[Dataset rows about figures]
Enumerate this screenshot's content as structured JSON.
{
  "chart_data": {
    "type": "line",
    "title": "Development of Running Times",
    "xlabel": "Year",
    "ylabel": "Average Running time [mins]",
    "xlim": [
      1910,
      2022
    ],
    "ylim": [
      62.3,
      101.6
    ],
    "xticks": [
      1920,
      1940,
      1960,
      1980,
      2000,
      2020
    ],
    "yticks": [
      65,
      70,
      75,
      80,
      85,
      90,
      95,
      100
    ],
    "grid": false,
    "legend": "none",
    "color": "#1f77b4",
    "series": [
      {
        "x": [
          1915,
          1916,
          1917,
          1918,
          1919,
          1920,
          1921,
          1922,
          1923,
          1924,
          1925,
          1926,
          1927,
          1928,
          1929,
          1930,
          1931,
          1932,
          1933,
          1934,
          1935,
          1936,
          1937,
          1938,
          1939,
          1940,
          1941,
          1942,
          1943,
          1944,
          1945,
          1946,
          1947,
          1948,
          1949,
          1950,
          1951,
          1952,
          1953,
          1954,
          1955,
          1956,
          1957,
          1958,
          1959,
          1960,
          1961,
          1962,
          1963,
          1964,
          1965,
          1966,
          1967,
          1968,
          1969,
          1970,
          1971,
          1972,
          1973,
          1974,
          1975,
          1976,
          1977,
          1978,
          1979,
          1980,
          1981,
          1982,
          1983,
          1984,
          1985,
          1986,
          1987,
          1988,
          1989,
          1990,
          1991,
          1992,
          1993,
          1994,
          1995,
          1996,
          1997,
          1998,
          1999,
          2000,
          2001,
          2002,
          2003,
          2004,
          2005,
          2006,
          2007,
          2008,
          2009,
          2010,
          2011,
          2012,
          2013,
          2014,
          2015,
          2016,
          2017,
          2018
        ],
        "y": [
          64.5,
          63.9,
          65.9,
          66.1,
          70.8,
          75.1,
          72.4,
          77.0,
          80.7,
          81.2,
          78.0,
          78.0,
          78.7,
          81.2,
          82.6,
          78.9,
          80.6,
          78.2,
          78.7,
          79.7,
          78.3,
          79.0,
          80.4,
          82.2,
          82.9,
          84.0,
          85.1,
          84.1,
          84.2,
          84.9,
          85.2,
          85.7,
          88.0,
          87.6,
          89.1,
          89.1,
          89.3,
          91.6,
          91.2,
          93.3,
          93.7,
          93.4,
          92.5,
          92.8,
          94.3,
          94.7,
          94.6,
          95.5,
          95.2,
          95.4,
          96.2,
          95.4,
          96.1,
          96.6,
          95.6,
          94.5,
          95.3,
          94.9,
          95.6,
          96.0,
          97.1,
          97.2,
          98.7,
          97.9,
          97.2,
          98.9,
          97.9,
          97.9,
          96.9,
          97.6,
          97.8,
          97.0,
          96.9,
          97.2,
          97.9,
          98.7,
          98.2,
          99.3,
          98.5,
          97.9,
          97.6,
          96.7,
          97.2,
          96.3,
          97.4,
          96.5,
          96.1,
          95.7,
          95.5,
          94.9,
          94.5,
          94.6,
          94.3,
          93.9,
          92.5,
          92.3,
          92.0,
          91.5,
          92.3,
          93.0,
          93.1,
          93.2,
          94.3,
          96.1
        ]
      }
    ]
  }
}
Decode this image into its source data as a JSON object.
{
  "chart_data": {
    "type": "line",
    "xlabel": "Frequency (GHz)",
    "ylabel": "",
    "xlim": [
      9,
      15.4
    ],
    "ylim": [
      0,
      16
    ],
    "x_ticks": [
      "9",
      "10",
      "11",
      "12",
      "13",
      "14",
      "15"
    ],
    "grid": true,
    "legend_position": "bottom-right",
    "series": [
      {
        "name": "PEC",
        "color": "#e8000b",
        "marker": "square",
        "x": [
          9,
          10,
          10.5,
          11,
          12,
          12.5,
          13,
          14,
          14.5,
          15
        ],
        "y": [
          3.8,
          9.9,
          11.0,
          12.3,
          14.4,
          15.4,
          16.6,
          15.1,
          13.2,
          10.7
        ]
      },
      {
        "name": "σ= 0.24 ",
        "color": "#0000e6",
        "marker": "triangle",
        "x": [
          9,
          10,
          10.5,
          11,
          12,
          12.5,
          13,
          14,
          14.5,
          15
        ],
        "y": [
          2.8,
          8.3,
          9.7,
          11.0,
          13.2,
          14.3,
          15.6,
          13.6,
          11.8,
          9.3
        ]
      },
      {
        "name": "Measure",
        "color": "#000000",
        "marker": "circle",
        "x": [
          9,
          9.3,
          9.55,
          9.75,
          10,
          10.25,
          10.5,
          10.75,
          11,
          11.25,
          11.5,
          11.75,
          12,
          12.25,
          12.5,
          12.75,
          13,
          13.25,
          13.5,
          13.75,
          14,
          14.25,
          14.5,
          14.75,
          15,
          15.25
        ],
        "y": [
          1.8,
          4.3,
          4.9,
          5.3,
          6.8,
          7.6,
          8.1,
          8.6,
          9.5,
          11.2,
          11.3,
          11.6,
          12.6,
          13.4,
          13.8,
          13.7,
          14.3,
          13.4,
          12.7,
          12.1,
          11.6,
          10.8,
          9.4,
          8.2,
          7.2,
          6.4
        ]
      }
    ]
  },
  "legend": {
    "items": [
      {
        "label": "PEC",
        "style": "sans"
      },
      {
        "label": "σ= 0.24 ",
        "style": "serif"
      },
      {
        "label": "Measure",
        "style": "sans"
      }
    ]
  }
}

■ To be done:
Report how many lines in the listing include the word "this". Give nothing but the count.

■ Reply:
2